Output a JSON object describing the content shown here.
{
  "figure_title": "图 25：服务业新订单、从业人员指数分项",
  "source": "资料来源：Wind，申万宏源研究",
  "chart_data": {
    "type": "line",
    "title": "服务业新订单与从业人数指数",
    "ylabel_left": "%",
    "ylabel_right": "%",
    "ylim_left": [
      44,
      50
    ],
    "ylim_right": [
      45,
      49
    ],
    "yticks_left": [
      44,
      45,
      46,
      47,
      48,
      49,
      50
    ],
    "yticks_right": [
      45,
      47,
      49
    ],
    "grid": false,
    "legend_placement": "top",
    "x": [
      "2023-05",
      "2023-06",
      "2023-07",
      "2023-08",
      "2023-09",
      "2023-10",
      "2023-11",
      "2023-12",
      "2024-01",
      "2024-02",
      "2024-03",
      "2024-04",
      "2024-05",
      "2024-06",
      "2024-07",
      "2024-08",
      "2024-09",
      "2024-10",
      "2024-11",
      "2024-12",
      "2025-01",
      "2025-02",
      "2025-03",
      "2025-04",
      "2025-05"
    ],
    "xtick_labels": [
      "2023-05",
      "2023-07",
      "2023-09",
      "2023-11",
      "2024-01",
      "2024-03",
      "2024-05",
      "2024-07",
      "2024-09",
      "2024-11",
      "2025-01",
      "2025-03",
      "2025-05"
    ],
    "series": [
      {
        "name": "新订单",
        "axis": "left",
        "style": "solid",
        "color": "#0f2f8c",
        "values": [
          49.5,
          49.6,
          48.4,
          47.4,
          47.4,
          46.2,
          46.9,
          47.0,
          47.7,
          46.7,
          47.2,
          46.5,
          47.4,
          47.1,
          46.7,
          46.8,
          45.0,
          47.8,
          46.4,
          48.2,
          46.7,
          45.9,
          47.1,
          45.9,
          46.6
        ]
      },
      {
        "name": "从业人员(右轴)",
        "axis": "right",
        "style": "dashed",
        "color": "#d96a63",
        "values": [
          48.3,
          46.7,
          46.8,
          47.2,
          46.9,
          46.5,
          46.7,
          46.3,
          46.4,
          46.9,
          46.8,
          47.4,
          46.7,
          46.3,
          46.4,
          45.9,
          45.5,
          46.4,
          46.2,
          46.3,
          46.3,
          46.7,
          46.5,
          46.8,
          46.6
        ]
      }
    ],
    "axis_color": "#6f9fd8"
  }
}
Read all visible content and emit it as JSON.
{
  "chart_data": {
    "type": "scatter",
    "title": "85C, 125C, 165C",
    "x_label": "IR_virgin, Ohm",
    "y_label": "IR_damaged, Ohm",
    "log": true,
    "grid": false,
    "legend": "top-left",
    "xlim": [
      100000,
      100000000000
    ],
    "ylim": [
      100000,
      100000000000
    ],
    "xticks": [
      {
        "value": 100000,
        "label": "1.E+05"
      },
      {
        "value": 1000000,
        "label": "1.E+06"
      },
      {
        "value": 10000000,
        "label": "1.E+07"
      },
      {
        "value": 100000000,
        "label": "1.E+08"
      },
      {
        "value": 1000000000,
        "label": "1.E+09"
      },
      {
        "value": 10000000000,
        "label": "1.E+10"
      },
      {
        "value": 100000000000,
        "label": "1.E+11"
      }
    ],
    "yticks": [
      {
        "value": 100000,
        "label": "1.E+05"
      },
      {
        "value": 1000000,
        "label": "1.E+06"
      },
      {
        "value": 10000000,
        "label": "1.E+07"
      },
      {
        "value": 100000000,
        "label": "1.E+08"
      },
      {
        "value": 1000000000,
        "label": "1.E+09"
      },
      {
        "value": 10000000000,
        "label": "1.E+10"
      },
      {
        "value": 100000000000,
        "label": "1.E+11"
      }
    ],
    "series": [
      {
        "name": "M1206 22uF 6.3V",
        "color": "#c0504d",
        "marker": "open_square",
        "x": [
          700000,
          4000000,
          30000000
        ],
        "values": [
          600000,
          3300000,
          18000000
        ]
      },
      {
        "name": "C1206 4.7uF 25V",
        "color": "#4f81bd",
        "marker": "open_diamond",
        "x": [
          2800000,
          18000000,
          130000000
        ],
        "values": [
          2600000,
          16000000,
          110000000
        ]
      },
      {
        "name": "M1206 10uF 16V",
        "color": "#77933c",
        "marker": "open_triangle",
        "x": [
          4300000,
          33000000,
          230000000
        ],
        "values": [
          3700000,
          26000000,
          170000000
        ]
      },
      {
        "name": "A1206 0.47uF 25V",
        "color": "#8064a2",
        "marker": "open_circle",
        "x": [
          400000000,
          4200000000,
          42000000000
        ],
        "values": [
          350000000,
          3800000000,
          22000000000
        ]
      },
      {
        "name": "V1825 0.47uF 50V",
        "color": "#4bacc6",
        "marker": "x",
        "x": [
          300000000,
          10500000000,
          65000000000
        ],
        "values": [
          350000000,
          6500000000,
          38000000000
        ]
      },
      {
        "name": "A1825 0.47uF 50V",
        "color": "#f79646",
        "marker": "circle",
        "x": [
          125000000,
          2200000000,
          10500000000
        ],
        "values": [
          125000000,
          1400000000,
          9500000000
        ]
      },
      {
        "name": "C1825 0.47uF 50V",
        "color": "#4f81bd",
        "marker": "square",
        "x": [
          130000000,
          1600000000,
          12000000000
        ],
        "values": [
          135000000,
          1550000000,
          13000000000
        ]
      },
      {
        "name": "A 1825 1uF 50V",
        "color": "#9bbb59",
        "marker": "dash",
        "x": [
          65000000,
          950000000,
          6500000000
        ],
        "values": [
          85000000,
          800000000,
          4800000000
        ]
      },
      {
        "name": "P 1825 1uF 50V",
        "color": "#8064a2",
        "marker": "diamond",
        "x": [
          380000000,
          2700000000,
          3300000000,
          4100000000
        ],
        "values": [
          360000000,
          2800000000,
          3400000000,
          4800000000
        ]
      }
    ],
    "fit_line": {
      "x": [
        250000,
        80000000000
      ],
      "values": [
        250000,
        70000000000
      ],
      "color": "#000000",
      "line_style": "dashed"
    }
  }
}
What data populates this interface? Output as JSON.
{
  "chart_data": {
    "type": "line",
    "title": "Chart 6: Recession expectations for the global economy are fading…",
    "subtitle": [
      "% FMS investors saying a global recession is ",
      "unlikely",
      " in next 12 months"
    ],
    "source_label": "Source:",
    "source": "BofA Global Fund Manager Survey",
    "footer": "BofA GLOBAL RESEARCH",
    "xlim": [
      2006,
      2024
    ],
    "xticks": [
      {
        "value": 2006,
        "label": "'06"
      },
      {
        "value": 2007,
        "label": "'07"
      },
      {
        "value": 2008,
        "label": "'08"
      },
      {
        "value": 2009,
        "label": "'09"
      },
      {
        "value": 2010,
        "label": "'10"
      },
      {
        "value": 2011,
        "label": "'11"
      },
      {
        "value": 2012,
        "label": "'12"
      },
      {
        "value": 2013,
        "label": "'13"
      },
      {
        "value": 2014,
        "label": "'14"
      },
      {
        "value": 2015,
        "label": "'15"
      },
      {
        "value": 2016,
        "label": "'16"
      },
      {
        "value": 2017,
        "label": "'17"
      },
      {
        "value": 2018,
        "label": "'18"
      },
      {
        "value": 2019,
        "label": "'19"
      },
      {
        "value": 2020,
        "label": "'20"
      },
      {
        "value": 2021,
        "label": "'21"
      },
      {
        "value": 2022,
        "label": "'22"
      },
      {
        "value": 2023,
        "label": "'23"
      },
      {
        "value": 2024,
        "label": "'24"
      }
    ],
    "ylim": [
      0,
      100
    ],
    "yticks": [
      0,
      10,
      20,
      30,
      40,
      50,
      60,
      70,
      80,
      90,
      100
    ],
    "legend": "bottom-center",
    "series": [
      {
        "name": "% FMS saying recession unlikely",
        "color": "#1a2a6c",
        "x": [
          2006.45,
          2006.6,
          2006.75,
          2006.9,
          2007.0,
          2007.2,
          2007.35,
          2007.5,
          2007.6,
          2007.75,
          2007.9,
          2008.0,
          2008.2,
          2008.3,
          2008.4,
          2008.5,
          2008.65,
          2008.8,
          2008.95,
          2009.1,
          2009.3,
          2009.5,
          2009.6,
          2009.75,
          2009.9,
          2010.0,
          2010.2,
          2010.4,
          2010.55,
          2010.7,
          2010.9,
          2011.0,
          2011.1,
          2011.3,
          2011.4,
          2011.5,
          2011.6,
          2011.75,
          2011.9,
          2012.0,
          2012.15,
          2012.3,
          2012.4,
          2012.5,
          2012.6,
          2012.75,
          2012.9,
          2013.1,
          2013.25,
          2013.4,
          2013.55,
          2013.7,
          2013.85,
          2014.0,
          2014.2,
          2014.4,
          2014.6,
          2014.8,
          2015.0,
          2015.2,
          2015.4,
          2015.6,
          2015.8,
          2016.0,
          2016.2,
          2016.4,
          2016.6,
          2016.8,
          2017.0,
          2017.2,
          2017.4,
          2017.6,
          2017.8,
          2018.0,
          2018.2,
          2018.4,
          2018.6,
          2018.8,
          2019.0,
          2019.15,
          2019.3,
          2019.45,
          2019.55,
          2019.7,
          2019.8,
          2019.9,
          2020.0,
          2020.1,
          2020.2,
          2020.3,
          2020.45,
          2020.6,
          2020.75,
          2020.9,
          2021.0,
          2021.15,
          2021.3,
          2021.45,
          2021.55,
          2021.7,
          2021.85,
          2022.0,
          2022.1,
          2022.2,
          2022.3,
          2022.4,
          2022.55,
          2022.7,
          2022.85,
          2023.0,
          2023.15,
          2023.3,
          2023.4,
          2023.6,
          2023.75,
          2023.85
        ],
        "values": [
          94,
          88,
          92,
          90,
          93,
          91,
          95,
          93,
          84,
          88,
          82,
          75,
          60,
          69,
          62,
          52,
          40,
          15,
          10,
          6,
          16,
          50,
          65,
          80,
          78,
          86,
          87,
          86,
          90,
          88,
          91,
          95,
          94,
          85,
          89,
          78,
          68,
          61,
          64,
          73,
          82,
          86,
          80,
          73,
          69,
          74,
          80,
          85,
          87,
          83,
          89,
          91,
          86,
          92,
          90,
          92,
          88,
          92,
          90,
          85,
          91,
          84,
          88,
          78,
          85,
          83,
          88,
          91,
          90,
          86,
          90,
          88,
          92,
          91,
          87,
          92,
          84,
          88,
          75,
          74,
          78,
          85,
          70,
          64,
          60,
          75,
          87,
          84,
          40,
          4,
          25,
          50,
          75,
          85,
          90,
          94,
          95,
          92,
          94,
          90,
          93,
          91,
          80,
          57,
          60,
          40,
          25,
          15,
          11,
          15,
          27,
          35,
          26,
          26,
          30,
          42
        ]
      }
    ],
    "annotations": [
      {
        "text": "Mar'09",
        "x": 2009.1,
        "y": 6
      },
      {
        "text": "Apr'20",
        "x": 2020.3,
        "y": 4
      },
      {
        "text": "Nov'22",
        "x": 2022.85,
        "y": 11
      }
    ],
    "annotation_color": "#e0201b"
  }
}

_ _ _ _

What you will do
Pull out all lines from the entries above that include the word "JSON".

Exercise solution
Output a JSON object describing the content shown here.
Read all visible content and emit it as JSON.
What data populates this interface? Output as JSON.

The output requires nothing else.